Stated exercise: Starting at the line containing "svg-text:5: 5: [289, 520, 295, 532]" and ending at the last line of the material, lay out each line as a row of a Markdown table with the columns Number and Record line, omitting blank lines.

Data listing
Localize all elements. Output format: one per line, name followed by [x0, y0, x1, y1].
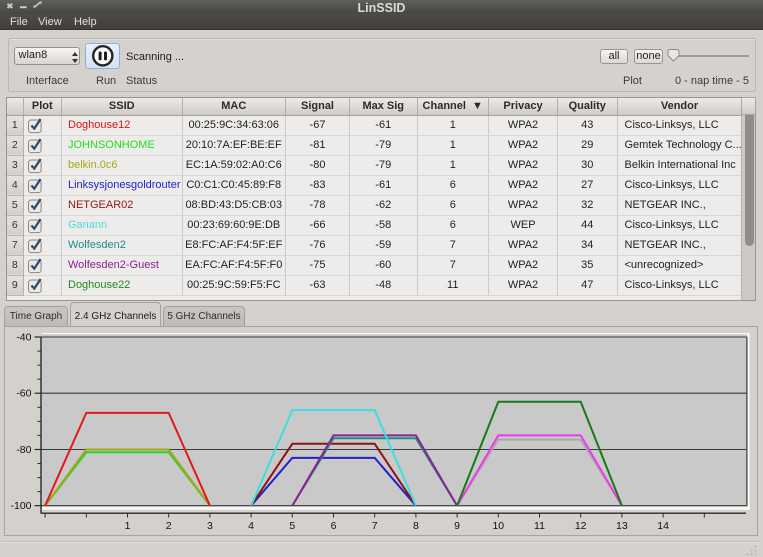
svg-text:5: 5: [289, 520, 295, 532]
svg-text:3: 3: [207, 520, 213, 532]
svg-text:7: 7: [372, 520, 378, 532]
svg-text:14: 14: [657, 520, 669, 532]
svg-text:13: 13: [616, 520, 628, 532]
svg-text:1: 1: [125, 520, 131, 532]
svg-text:12: 12: [575, 520, 587, 532]
svg-text:2: 2: [166, 520, 172, 532]
svg-text:9: 9: [454, 520, 460, 532]
svg-text:4: 4: [248, 520, 254, 532]
svg-text:-100: -100: [10, 500, 31, 512]
svg-text:8: 8: [413, 520, 419, 532]
svg-text:-40: -40: [16, 332, 31, 344]
svg-text:10: 10: [492, 520, 504, 532]
svg-text:11: 11: [534, 520, 545, 532]
svg-text:-80: -80: [16, 444, 31, 456]
svg-text:6: 6: [331, 520, 337, 532]
svg-text:-60: -60: [16, 388, 31, 400]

Output of the exercise:
| Number | Record line |
|---|---|
| 1 | svg-text:5: 5: [289, 520, 295, 532] |
| 2 | svg-text:3: 3: [207, 520, 213, 532] |
| 3 | svg-text:7: 7: [372, 520, 378, 532] |
| 4 | svg-text:14: 14: [657, 520, 669, 532] |
| 5 | svg-text:13: 13: [616, 520, 628, 532] |
| 6 | svg-text:1: 1: [125, 520, 131, 532] |
| 7 | svg-text:12: 12: [575, 520, 587, 532] |
| 8 | svg-text:2: 2: [166, 520, 172, 532] |
| 9 | svg-text:9: 9: [454, 520, 460, 532] |
| 10 | svg-text:4: 4: [248, 520, 254, 532] |
| 11 | svg-text:-100: -100: [10, 500, 31, 512] |
| 12 | svg-text:8: 8: [413, 520, 419, 532] |
| 13 | svg-text:-40: -40: [16, 332, 31, 344] |
| 14 | svg-text:10: 10: [492, 520, 504, 532] |
| 15 | svg-text:11: 11: [534, 520, 545, 532] |
| 16 | svg-text:-80: -80: [16, 444, 31, 456] |
| 17 | svg-text:6: 6: [331, 520, 337, 532] |
| 18 | svg-text:-60: -60: [16, 388, 31, 400] |